▸ **Dataset extract**:
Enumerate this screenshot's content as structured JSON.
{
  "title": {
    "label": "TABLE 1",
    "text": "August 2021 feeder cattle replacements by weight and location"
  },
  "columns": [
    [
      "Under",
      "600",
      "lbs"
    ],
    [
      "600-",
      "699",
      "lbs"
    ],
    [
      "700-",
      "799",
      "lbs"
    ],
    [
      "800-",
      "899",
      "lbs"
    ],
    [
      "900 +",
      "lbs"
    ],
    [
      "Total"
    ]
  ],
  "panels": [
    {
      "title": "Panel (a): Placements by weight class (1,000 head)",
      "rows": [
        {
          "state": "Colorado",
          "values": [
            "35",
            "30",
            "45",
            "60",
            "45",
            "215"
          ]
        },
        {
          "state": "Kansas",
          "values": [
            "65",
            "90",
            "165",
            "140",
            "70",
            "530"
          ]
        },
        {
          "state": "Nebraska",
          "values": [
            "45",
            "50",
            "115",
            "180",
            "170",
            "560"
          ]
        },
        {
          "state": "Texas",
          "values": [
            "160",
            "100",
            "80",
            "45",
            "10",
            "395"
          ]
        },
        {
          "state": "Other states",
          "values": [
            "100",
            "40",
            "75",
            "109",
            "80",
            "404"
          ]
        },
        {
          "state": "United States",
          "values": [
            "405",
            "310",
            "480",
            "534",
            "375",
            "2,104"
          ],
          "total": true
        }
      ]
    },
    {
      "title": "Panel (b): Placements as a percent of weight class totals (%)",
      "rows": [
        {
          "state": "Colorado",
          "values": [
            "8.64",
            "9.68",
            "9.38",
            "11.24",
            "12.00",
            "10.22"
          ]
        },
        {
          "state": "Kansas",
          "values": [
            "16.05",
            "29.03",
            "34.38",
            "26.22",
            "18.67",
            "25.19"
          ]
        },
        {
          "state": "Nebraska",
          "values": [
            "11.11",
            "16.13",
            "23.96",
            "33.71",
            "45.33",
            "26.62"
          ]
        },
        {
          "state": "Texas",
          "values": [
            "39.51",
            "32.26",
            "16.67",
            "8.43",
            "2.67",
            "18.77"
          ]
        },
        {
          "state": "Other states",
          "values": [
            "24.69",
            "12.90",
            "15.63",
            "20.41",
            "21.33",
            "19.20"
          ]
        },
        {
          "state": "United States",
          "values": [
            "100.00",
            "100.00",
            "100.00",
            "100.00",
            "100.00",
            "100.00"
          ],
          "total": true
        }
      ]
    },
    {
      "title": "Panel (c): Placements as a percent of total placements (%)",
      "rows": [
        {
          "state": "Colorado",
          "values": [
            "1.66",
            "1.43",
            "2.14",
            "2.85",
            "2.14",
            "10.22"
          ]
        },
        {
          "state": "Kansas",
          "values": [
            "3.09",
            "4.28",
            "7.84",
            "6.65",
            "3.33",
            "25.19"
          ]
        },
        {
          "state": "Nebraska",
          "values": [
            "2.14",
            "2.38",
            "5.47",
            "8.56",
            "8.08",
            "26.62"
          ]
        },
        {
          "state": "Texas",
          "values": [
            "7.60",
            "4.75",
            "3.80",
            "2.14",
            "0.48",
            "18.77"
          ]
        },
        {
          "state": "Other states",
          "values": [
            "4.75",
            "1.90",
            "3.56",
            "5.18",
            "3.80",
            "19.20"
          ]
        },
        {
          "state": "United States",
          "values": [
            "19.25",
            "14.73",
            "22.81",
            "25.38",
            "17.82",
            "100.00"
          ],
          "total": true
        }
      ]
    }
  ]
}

▸ **Task directions**: Of all the lines in the entries, how many contain the word "percent"? Give only the number.

▸ **The output**: 2